Task goal —
Please restate the following records word for word.

Extracted data —
____________
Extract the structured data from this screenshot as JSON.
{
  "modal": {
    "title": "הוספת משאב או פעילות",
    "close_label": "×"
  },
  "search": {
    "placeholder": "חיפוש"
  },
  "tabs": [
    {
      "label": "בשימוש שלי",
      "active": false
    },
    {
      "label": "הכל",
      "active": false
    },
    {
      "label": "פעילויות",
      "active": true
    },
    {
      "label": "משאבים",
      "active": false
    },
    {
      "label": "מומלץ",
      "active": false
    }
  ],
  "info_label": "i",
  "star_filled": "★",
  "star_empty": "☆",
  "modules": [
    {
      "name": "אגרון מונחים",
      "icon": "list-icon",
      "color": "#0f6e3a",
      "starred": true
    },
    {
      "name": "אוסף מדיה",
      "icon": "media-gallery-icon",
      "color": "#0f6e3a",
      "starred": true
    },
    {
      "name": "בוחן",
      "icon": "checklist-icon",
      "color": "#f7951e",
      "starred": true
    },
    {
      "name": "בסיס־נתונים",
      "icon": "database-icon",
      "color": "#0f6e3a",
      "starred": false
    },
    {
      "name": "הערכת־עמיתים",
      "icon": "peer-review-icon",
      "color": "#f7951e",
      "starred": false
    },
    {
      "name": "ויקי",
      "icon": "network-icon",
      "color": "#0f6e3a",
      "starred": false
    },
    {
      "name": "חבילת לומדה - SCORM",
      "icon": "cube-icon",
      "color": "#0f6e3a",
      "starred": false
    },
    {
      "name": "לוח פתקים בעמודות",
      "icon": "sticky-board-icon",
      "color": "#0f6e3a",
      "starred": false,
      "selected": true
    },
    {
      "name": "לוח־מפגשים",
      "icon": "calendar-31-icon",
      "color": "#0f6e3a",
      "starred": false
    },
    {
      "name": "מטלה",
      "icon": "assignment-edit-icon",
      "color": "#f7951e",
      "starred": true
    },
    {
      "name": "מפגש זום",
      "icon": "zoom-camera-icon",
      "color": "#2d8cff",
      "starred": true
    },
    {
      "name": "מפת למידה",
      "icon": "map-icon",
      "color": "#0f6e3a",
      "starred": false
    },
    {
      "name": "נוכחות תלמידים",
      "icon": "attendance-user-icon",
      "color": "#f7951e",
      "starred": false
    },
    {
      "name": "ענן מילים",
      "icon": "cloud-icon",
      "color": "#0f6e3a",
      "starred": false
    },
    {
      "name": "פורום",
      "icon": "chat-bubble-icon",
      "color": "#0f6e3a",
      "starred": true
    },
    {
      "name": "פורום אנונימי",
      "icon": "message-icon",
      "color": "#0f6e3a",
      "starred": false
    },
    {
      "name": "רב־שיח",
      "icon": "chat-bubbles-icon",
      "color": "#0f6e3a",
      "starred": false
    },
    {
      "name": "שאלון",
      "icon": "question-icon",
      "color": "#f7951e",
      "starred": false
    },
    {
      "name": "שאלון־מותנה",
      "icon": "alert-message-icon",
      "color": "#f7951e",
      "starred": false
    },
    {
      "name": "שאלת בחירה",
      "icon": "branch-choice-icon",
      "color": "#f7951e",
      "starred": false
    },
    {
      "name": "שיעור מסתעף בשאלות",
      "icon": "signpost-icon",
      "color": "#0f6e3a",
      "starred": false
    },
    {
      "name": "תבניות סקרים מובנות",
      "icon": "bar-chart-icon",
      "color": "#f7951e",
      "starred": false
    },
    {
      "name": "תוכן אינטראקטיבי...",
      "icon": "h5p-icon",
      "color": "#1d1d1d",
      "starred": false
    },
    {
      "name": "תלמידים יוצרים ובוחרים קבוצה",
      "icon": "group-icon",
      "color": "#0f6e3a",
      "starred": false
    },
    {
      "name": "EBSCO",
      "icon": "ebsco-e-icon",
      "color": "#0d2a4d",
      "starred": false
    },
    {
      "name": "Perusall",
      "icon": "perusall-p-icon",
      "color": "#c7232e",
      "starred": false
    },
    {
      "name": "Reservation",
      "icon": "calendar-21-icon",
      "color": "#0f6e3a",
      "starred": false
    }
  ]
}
____________
Exercise solution —
Extract the structured data from this screenshot as JSON.
{
  "modal": {
    "title": "הוספת משאב או פעילות",
    "close_label": "×"
  },
  "search": {
    "placeholder": "חיפוש"
  },
  "tabs": [
    {
      "label": "בשימוש שלי",
      "active": false
    },
    {
      "label": "הכל",
      "active": false
    },
    {
      "label": "פעילויות",
      "active": true
    },
    {
      "label": "משאבים",
      "active": false
    },
    {
      "label": "מומלץ",
      "active": false
    }
  ],
  "info_label": "i",
  "star_filled": "★",
  "star_empty": "☆",
  "modules": [
    {
      "name": "אגרון מונחים",
      "icon": "list-icon",
      "color": "#0f6e3a",
      "starred": true
    },
    {
      "name": "אוסף מדיה",
      "icon": "media-gallery-icon",
      "color": "#0f6e3a",
      "starred": true
    },
    {
      "name": "בוחן",
      "icon": "checklist-icon",
      "color": "#f7951e",
      "starred": true
    },
    {
      "name": "בסיס־נתונים",
      "icon": "database-icon",
      "color": "#0f6e3a",
      "starred": false
    },
    {
      "name": "הערכת־עמיתים",
      "icon": "peer-review-icon",
      "color": "#f7951e",
      "starred": false
    },
    {
      "name": "ויקי",
      "icon": "network-icon",
      "color": "#0f6e3a",
      "starred": false
    },
    {
      "name": "חבילת לומדה - SCORM",
      "icon": "cube-icon",
      "color": "#0f6e3a",
      "starred": false
    },
    {
      "name": "לוח פתקים בעמודות",
      "icon": "sticky-board-icon",
      "color": "#0f6e3a",
      "starred": false,
      "selected": true
    },
    {
      "name": "לוח־מפגשים",
      "icon": "calendar-31-icon",
      "color": "#0f6e3a",
      "starred": false
    },
    {
      "name": "מטלה",
      "icon": "assignment-edit-icon",
      "color": "#f7951e",
      "starred": true
    },
    {
      "name": "מפגש זום",
      "icon": "zoom-camera-icon",
      "color": "#2d8cff",
      "starred": true
    },
    {
      "name": "מפת למידה",
      "icon": "map-icon",
      "color": "#0f6e3a",
      "starred": false
    },
    {
      "name": "נוכחות תלמידים",
      "icon": "attendance-user-icon",
      "color": "#f7951e",
      "starred": false
    },
    {
      "name": "ענן מילים",
      "icon": "cloud-icon",
      "color": "#0f6e3a",
      "starred": false
    },
    {
      "name": "פורום",
      "icon": "chat-bubble-icon",
      "color": "#0f6e3a",
      "starred": true
    },
    {
      "name": "פורום אנונימי",
      "icon": "message-icon",
      "color": "#0f6e3a",
      "starred": false
    },
    {
      "name": "רב־שיח",
      "icon": "chat-bubbles-icon",
      "color": "#0f6e3a",
      "starred": false
    },
    {
      "name": "שאלון",
      "icon": "question-icon",
      "color": "#f7951e",
      "starred": false
    },
    {
      "name": "שאלון־מותנה",
      "icon": "alert-message-icon",
      "color": "#f7951e",
      "starred": false
    },
    {
      "name": "שאלת בחירה",
      "icon": "branch-choice-icon",
      "color": "#f7951e",
      "starred": false
    },
    {
      "name": "שיעור מסתעף בשאלות",
      "icon": "signpost-icon",
      "color": "#0f6e3a",
      "starred": false
    },
    {
      "name": "תבניות סקרים מובנות",
      "icon": "bar-chart-icon",
      "color": "#f7951e",
      "starred": false
    },
    {
      "name": "תוכן אינטראקטיבי...",
      "icon": "h5p-icon",
      "color": "#1d1d1d",
      "starred": false
    },
    {
      "name": "תלמידים יוצרים ובוחרים קבוצה",
      "icon": "group-icon",
      "color": "#0f6e3a",
      "starred": false
    },
    {
      "name": "EBSCO",
      "icon": "ebsco-e-icon",
      "color": "#0d2a4d",
      "starred": false
    },
    {
      "name": "Perusall",
      "icon": "perusall-p-icon",
      "color": "#c7232e",
      "starred": false
    },
    {
      "name": "Reservation",
      "icon": "calendar-21-icon",
      "color": "#0f6e3a",
      "starred": false
    }
  ]
}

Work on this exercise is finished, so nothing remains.